Dataset items:
-=-=-

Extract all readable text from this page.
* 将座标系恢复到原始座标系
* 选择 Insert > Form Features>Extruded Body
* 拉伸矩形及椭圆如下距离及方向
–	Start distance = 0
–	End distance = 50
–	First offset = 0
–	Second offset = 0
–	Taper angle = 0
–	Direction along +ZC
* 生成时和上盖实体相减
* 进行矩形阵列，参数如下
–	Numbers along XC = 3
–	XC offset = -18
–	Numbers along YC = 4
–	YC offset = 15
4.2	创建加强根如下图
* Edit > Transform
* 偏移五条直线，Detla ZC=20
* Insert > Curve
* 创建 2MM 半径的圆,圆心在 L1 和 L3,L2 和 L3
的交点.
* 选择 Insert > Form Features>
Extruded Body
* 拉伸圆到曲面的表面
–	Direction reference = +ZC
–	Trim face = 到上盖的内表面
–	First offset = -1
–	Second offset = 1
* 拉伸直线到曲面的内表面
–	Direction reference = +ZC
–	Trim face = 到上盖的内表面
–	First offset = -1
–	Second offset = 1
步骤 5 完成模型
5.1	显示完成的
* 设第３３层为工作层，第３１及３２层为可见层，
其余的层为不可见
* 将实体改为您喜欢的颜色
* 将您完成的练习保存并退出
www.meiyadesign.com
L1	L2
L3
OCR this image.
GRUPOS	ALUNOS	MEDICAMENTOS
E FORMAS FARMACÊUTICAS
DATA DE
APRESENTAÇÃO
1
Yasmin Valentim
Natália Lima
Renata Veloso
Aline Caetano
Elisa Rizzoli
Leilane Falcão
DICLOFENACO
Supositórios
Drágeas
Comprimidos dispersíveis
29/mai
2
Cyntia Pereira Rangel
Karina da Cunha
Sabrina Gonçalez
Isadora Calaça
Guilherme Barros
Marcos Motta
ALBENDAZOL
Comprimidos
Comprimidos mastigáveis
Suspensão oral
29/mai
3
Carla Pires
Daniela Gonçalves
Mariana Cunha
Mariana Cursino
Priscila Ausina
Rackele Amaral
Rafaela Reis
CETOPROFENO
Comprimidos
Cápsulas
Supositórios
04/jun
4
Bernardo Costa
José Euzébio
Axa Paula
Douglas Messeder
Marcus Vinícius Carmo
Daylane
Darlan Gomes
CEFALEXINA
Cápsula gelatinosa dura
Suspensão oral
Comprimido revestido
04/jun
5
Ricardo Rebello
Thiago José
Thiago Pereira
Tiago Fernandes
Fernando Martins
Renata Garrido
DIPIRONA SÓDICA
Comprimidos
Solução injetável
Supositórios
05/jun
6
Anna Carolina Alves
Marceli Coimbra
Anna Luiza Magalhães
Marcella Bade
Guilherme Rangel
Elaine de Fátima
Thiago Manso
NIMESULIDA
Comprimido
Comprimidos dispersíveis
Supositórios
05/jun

-=-=-

# Directions for this task:
Reproduce the material above exactly; please quote every line of it.

# Task output:
Extract all readable text from this page.
* 将座标系恢复到原始座标系
* 选择 Insert > Form Features>Extruded Body
* 拉伸矩形及椭圆如下距离及方向
–	Start distance = 0
–	End distance = 50
–	First offset = 0
–	Second offset = 0
–	Taper angle = 0
–	Direction along +ZC
* 生成时和上盖实体相减
* 进行矩形阵列，参数如下
–	Numbers along XC = 3
–	XC offset = -18
–	Numbers along YC = 4
–	YC offset = 15
4.2	创建加强根如下图
* Edit > Transform
* 偏移五条直线，Detla ZC=20
* Insert > Curve
* 创建 2MM 半径的圆,圆心在 L1 和 L3,L2 和 L3
的交点.
* 选择 Insert > Form Features>
Extruded Body
* 拉伸圆到曲面的表面
–	Direction reference = +ZC
–	Trim face = 到上盖的内表面
–	First offset = -1
–	Second offset = 1
* 拉伸直线到曲面的内表面
–	Direction reference = +ZC
–	Trim face = 到上盖的内表面
–	First offset = -1
–	Second offset = 1
步骤 5 完成模型
5.1	显示完成的
* 设第３３层为工作层，第３１及３２层为可见层，
其余的层为不可见
* 将实体改为您喜欢的颜色
* 将您完成的练习保存并退出
www.meiyadesign.com
L1	L2
L3
OCR this image.
GRUPOS	ALUNOS	MEDICAMENTOS
E FORMAS FARMACÊUTICAS
DATA DE
APRESENTAÇÃO
1
Yasmin Valentim
Natália Lima
Renata Veloso
Aline Caetano
Elisa Rizzoli
Leilane Falcão
DICLOFENACO
Supositórios
Drágeas
Comprimidos dispersíveis
29/mai
2
Cyntia Pereira Rangel
Karina da Cunha
Sabrina Gonçalez
Isadora Calaça
Guilherme Barros
Marcos Motta
ALBENDAZOL
Comprimidos
Comprimidos mastigáveis
Suspensão oral
29/mai
3
Carla Pires
Daniela Gonçalves
Mariana Cunha
Mariana Cursino
Priscila Ausina
Rackele Amaral
Rafaela Reis
CETOPROFENO
Comprimidos
Cápsulas
Supositórios
04/jun
4
Bernardo Costa
José Euzébio
Axa Paula
Douglas Messeder
Marcus Vinícius Carmo
Daylane
Darlan Gomes
CEFALEXINA
Cápsula gelatinosa dura
Suspensão oral
Comprimido revestido
04/jun
5
Ricardo Rebello
Thiago José
Thiago Pereira
Tiago Fernandes
Fernando Martins
Renata Garrido
DIPIRONA SÓDICA
Comprimidos
Solução injetável
Supositórios
05/jun
6
Anna Carolina Alves
Marceli Coimbra
Anna Luiza Magalhães
Marcella Bade
Guilherme Rangel
Elaine de Fátima
Thiago Manso
NIMESULIDA
Comprimido
Comprimidos dispersíveis
Supositórios
05/jun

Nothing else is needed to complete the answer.